____ DATA SUPPLIED

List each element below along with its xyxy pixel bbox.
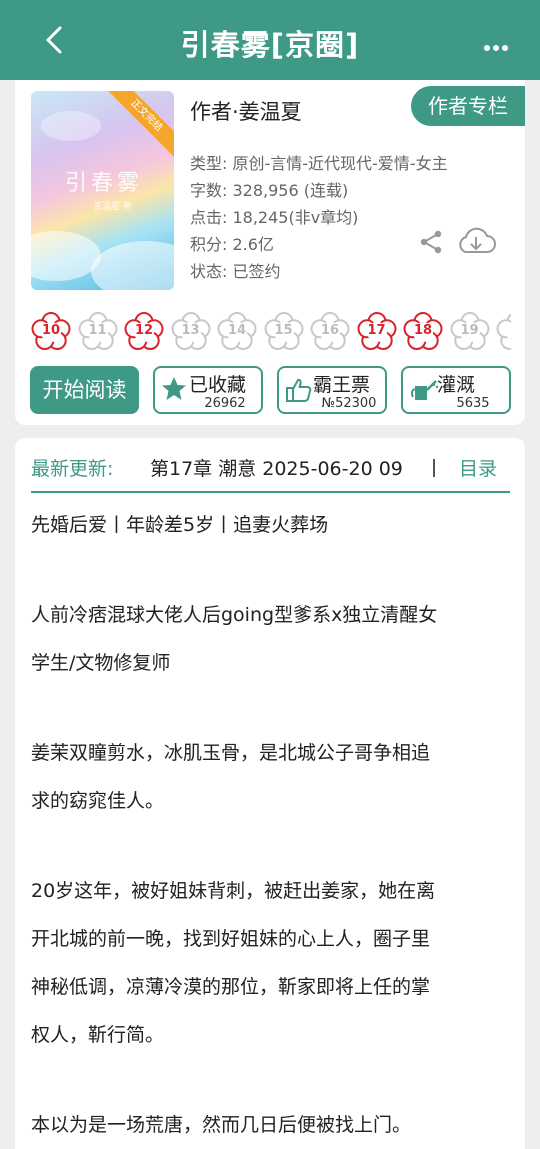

________
____ DATA SUPPLIED

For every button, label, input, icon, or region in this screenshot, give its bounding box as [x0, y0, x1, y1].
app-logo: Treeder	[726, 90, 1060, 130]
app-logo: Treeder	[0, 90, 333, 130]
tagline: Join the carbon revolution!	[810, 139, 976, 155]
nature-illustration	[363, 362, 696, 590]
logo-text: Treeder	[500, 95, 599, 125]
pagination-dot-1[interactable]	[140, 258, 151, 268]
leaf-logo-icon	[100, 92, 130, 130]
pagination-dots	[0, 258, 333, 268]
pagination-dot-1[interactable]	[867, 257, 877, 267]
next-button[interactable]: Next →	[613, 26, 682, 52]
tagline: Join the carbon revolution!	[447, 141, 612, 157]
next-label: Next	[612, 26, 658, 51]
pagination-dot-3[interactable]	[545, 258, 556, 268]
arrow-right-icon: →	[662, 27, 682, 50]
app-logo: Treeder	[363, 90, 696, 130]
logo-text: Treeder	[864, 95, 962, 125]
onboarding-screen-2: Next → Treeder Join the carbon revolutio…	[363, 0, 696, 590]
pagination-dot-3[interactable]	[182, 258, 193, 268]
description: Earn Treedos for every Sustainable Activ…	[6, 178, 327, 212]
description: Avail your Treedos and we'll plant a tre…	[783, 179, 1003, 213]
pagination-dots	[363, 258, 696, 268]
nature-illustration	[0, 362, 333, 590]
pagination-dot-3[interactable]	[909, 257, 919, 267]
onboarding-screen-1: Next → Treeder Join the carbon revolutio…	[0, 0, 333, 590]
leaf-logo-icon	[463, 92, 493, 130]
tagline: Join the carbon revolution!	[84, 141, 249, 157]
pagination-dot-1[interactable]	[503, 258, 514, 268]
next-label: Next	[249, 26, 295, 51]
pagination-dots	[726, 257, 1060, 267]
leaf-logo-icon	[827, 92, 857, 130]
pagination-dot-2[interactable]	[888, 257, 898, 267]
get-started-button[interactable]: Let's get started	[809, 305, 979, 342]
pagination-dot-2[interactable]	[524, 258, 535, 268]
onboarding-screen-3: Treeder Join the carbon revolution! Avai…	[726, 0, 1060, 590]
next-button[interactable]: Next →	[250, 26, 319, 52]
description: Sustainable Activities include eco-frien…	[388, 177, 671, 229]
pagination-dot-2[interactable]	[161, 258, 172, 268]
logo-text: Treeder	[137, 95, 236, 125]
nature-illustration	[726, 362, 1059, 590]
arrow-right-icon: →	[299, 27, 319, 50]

________

▶ YOUR TASK
Can you reproduce the records verbatim, starting at the line that contains "For every button, label, input, icon, or" and stopping after the line that contains "258, 193, 268]"?

▶ ANSWER TO THE TASK
For every button, label, input, icon, or region in this screenshot, give its bounding box as [x0, y0, x1, y1].
app-logo: Treeder	[726, 90, 1060, 130]
app-logo: Treeder	[0, 90, 333, 130]
tagline: Join the carbon revolution!	[810, 139, 976, 155]
nature-illustration	[363, 362, 696, 590]
logo-text: Treeder	[500, 95, 599, 125]
pagination-dot-1[interactable]	[140, 258, 151, 268]
leaf-logo-icon	[100, 92, 130, 130]
pagination-dots	[0, 258, 333, 268]
pagination-dot-1[interactable]	[867, 257, 877, 267]
next-button[interactable]: Next →	[613, 26, 682, 52]
tagline: Join the carbon revolution!	[447, 141, 612, 157]
next-label: Next	[612, 26, 658, 51]
pagination-dot-3[interactable]	[545, 258, 556, 268]
arrow-right-icon: →	[662, 27, 682, 50]
app-logo: Treeder	[363, 90, 696, 130]
logo-text: Treeder	[864, 95, 962, 125]
onboarding-screen-2: Next → Treeder Join the carbon revolutio…	[363, 0, 696, 590]
pagination-dot-3[interactable]	[182, 258, 193, 268]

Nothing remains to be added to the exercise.